-------- Data lines
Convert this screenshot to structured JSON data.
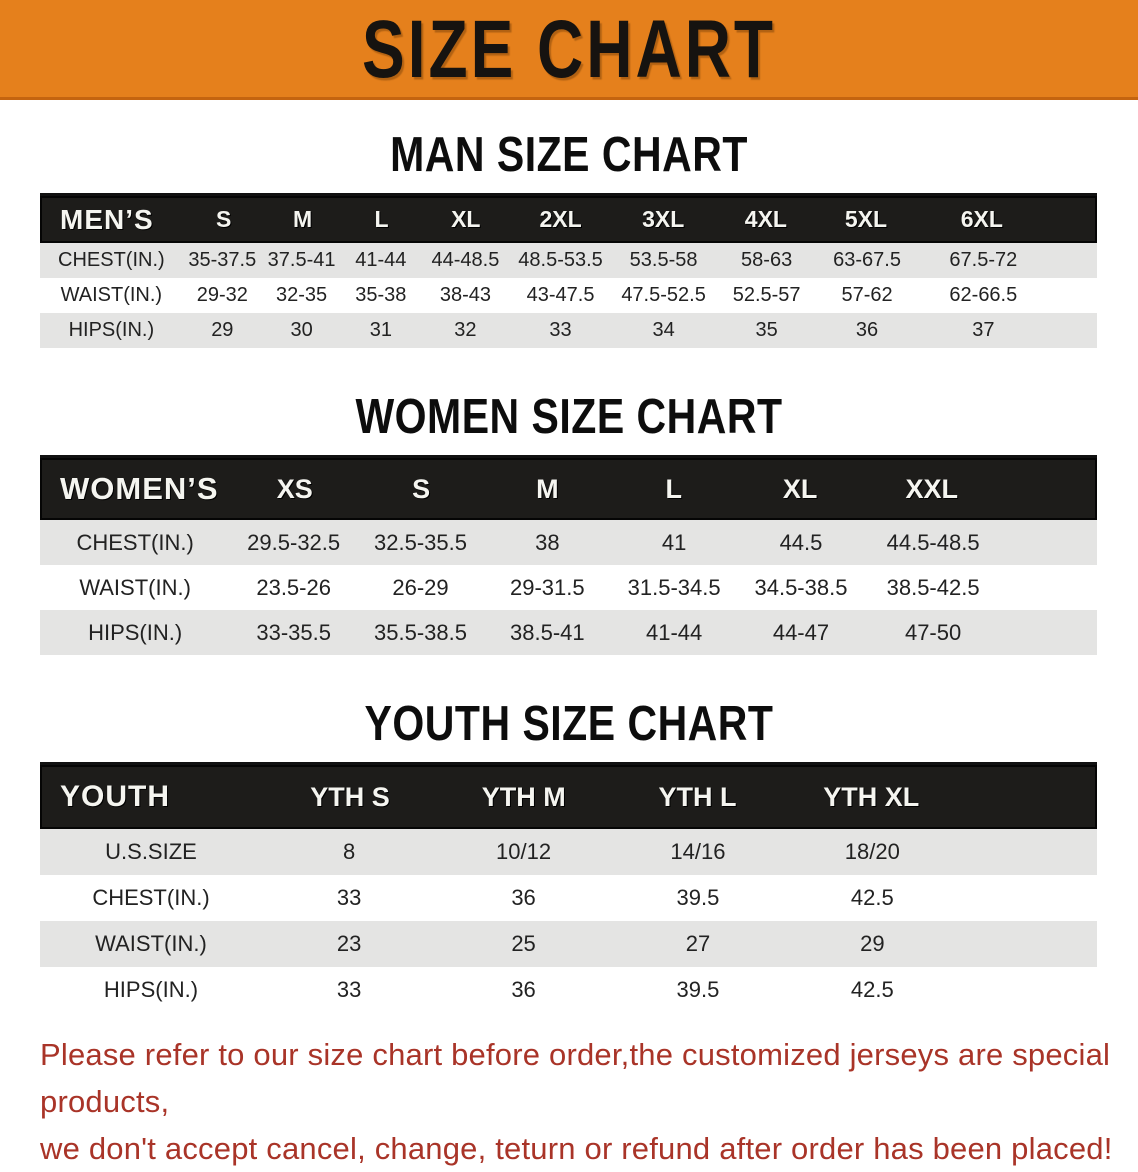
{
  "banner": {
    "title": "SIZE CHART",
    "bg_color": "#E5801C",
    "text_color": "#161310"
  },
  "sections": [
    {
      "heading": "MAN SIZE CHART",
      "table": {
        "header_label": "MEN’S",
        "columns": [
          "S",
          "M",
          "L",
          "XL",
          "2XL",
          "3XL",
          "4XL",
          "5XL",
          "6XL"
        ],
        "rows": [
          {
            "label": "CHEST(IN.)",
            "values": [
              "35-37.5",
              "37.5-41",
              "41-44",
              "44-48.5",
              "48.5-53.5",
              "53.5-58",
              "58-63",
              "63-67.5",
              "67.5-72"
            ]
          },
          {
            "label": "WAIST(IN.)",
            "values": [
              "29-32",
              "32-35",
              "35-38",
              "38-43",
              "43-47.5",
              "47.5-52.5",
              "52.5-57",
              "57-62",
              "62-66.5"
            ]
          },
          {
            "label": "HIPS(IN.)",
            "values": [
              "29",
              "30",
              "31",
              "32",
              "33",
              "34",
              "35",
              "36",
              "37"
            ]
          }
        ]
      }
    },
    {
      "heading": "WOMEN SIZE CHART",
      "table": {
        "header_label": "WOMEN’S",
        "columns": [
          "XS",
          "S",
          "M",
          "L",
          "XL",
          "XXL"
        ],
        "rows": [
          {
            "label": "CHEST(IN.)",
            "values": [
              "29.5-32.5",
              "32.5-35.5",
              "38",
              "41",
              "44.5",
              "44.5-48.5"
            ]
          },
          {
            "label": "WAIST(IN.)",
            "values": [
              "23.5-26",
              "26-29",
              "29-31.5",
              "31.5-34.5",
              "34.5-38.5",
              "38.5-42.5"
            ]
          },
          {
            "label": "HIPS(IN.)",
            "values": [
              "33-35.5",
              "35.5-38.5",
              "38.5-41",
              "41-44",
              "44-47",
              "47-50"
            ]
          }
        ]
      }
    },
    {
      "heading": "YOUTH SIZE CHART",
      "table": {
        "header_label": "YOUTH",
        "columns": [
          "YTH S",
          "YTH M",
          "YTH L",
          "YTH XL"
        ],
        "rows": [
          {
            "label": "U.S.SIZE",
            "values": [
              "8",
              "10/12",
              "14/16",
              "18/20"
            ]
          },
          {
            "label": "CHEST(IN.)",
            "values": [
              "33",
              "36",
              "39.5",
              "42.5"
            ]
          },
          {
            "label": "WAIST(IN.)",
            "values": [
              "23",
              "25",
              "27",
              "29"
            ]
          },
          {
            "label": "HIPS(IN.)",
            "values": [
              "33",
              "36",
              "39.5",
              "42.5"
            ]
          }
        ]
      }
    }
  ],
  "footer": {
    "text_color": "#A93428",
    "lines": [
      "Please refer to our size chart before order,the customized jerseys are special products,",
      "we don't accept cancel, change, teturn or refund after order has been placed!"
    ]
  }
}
----------------
-------- Data lines
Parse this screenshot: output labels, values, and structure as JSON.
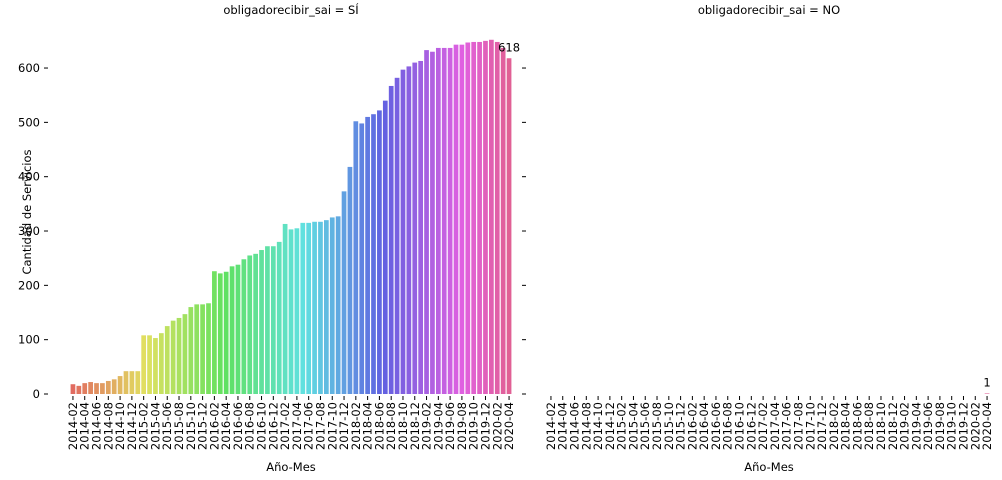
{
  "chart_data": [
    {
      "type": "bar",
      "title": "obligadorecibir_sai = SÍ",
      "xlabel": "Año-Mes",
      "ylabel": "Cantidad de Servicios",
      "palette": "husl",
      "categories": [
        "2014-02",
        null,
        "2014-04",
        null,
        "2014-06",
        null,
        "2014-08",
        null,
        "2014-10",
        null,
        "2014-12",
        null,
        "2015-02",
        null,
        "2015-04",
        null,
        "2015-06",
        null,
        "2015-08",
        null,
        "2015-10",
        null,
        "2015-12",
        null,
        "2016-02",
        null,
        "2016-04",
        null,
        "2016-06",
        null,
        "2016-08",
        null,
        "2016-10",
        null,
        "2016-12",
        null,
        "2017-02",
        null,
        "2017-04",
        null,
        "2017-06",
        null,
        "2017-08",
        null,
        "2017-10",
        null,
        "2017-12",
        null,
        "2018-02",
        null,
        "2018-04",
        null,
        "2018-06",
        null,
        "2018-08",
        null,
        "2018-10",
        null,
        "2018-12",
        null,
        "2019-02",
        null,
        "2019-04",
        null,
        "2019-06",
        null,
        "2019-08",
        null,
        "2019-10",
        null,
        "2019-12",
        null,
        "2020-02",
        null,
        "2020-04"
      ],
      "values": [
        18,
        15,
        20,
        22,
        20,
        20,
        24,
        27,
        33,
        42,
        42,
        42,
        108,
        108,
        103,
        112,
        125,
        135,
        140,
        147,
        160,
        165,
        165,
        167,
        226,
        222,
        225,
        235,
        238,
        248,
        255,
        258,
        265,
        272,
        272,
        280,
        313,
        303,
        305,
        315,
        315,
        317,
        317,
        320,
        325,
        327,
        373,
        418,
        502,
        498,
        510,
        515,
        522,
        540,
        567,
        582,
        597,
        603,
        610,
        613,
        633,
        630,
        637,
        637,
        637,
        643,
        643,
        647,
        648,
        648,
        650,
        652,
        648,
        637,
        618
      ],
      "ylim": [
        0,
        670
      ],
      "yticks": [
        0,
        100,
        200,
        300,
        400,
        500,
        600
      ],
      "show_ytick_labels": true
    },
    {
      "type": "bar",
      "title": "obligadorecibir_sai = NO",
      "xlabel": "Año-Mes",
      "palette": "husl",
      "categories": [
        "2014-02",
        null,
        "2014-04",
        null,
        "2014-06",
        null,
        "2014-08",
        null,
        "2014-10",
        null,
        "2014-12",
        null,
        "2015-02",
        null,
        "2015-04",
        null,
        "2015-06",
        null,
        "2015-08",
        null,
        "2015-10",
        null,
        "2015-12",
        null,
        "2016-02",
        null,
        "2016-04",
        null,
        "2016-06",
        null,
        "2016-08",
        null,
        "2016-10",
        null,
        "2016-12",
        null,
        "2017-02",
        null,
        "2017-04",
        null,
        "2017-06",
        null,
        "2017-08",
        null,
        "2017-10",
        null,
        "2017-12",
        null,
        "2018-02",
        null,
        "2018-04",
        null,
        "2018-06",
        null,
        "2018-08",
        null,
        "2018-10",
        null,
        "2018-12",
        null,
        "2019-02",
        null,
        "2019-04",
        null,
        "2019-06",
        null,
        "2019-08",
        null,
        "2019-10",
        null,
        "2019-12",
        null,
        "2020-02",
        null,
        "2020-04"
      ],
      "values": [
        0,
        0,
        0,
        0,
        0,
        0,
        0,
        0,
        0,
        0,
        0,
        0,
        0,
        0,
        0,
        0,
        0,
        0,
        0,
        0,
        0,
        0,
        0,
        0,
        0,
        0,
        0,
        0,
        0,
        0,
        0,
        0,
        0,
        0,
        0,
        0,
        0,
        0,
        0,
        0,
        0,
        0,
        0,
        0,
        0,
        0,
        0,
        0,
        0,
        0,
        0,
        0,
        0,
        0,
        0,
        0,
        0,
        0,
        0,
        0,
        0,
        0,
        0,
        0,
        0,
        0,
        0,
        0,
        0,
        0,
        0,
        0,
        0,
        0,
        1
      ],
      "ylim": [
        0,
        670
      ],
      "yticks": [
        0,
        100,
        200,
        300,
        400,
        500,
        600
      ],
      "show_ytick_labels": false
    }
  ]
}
----------------
What to work on> Identify the lines in the entries above that contain "order", then copy them out.

Correct response>
      "Please refer to our size chart before order,the customized jerseys are special products,",
      "we don't accept cancel, change, teturn or refund after order has been placed!"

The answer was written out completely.